§ Provided data:

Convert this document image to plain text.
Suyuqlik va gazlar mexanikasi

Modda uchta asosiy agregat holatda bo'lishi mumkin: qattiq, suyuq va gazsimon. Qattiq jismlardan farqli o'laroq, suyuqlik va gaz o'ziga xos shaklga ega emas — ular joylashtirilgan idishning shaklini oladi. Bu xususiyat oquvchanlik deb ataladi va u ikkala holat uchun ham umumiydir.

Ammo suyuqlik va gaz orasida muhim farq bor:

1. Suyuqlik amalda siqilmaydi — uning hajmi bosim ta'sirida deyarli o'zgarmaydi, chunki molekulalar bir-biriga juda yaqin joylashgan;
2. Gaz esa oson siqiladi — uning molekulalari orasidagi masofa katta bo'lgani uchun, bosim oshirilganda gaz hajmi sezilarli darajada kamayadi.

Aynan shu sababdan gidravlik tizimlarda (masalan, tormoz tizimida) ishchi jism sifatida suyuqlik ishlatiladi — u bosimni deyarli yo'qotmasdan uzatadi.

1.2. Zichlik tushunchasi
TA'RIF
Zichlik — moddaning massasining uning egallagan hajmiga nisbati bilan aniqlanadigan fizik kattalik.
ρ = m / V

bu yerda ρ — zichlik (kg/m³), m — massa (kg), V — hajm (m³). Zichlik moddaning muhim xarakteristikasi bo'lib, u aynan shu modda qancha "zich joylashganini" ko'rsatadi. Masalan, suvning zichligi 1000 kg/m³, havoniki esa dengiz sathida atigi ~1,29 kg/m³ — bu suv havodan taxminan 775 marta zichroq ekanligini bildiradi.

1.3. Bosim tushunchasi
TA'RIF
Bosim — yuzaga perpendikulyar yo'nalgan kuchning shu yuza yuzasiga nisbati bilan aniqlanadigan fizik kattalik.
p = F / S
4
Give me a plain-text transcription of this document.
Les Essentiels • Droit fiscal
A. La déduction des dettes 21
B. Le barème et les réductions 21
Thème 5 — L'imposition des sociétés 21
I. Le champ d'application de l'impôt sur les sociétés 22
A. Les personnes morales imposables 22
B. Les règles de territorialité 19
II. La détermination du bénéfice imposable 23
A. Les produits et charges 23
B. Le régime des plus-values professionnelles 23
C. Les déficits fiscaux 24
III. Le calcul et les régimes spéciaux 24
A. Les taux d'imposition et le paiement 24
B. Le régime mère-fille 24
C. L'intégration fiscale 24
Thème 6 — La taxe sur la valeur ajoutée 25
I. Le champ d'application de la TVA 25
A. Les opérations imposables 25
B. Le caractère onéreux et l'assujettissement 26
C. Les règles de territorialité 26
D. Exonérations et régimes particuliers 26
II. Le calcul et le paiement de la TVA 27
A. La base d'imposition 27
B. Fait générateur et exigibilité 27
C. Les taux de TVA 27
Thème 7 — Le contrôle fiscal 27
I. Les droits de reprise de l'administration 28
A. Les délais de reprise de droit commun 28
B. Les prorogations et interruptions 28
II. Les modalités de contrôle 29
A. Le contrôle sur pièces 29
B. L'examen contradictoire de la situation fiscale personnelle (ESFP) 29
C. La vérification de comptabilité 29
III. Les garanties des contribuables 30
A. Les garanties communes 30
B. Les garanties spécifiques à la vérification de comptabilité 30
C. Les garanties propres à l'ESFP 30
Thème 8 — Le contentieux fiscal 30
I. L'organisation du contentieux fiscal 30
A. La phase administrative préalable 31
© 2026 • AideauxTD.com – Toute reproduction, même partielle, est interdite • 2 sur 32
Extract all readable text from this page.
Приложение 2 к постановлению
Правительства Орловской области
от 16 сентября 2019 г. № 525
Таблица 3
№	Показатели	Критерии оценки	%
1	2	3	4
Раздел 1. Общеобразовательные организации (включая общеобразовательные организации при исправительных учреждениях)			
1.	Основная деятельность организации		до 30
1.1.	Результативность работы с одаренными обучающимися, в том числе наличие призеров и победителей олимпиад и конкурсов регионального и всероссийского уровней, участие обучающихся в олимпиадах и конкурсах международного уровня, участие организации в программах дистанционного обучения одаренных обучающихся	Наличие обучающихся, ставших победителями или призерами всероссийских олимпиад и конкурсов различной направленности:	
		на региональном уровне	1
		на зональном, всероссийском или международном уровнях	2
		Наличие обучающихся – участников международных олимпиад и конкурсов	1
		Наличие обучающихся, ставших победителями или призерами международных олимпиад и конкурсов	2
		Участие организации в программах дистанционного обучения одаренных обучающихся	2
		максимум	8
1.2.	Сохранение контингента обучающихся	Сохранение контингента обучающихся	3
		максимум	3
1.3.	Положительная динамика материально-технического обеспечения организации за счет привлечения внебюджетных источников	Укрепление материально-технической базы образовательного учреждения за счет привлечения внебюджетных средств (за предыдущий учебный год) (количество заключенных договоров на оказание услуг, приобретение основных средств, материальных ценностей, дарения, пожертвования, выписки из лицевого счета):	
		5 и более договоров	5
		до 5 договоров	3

§ Exercise description: Please output the entire listing exactly as it stands.

§ Reply:
Convert this document image to plain text.
Suyuqlik va gazlar mexanikasi

Modda uchta asosiy agregat holatda bo'lishi mumkin: qattiq, suyuq va gazsimon. Qattiq jismlardan farqli o'laroq, suyuqlik va gaz o'ziga xos shaklga ega emas — ular joylashtirilgan idishning shaklini oladi. Bu xususiyat oquvchanlik deb ataladi va u ikkala holat uchun ham umumiydir.

Ammo suyuqlik va gaz orasida muhim farq bor:

1. Suyuqlik amalda siqilmaydi — uning hajmi bosim ta'sirida deyarli o'zgarmaydi, chunki molekulalar bir-biriga juda yaqin joylashgan;
2. Gaz esa oson siqiladi — uning molekulalari orasidagi masofa katta bo'lgani uchun, bosim oshirilganda gaz hajmi sezilarli darajada kamayadi.

Aynan shu sababdan gidravlik tizimlarda (masalan, tormoz tizimida) ishchi jism sifatida suyuqlik ishlatiladi — u bosimni deyarli yo'qotmasdan uzatadi.

1.2. Zichlik tushunchasi
TA'RIF
Zichlik — moddaning massasining uning egallagan hajmiga nisbati bilan aniqlanadigan fizik kattalik.
ρ = m / V

bu yerda ρ — zichlik (kg/m³), m — massa (kg), V — hajm (m³). Zichlik moddaning muhim xarakteristikasi bo'lib, u aynan shu modda qancha "zich joylashganini" ko'rsatadi. Masalan, suvning zichligi 1000 kg/m³, havoniki esa dengiz sathida atigi ~1,29 kg/m³ — bu suv havodan taxminan 775 marta zichroq ekanligini bildiradi.

1.3. Bosim tushunchasi
TA'RIF
Bosim — yuzaga perpendikulyar yo'nalgan kuchning shu yuza yuzasiga nisbati bilan aniqlanadigan fizik kattalik.
p = F / S
4
Give me a plain-text transcription of this document.
Les Essentiels • Droit fiscal
A. La déduction des dettes 21
B. Le barème et les réductions 21
Thème 5 — L'imposition des sociétés 21
I. Le champ d'application de l'impôt sur les sociétés 22
A. Les personnes morales imposables 22
B. Les règles de territorialité 19
II. La détermination du bénéfice imposable 23
A. Les produits et charges 23
B. Le régime des plus-values professionnelles 23
C. Les déficits fiscaux 24
III. Le calcul et les régimes spéciaux 24
A. Les taux d'imposition et le paiement 24
B. Le régime mère-fille 24
C. L'intégration fiscale 24
Thème 6 — La taxe sur la valeur ajoutée 25
I. Le champ d'application de la TVA 25
A. Les opérations imposables 25
B. Le caractère onéreux et l'assujettissement 26
C. Les règles de territorialité 26
D. Exonérations et régimes particuliers 26
II. Le calcul et le paiement de la TVA 27
A. La base d'imposition 27
B. Fait générateur et exigibilité 27
C. Les taux de TVA 27
Thème 7 — Le contrôle fiscal 27
I. Les droits de reprise de l'administration 28
A. Les délais de reprise de droit commun 28
B. Les prorogations et interruptions 28
II. Les modalités de contrôle 29
A. Le contrôle sur pièces 29
B. L'examen contradictoire de la situation fiscale personnelle (ESFP) 29
C. La vérification de comptabilité 29
III. Les garanties des contribuables 30
A. Les garanties communes 30
B. Les garanties spécifiques à la vérification de comptabilité 30
C. Les garanties propres à l'ESFP 30
Thème 8 — Le contentieux fiscal 30
I. L'organisation du contentieux fiscal 30
A. La phase administrative préalable 31
© 2026 • AideauxTD.com – Toute reproduction, même partielle, est interdite • 2 sur 32
Extract all readable text from this page.
Приложение 2 к постановлению
Правительства Орловской области
от 16 сентября 2019 г. № 525
Таблица 3
№	Показатели	Критерии оценки	%
1	2	3	4
Раздел 1. Общеобразовательные организации (включая общеобразовательные организации при исправительных учреждениях)			
1.	Основная деятельность организации		до 30
1.1.	Результативность работы с одаренными обучающимися, в том числе наличие призеров и победителей олимпиад и конкурсов регионального и всероссийского уровней, участие обучающихся в олимпиадах и конкурсах международного уровня, участие организации в программах дистанционного обучения одаренных обучающихся	Наличие обучающихся, ставших победителями или призерами всероссийских олимпиад и конкурсов различной направленности:	
		на региональном уровне	1
		на зональном, всероссийском или международном уровнях	2
		Наличие обучающихся – участников международных олимпиад и конкурсов	1
		Наличие обучающихся, ставших победителями или призерами международных олимпиад и конкурсов	2
		Участие организации в программах дистанционного обучения одаренных обучающихся	2
		максимум	8
1.2.	Сохранение контингента обучающихся	Сохранение контингента обучающихся	3
		максимум	3
1.3.	Положительная динамика материально-технического обеспечения организации за счет привлечения внебюджетных источников	Укрепление материально-технической базы образовательного учреждения за счет привлечения внебюджетных средств (за предыдущий учебный год) (количество заключенных договоров на оказание услуг, приобретение основных средств, материальных ценностей, дарения, пожертвования, выписки из лицевого счета):	
		5 и более договоров	5
		до 5 договоров	3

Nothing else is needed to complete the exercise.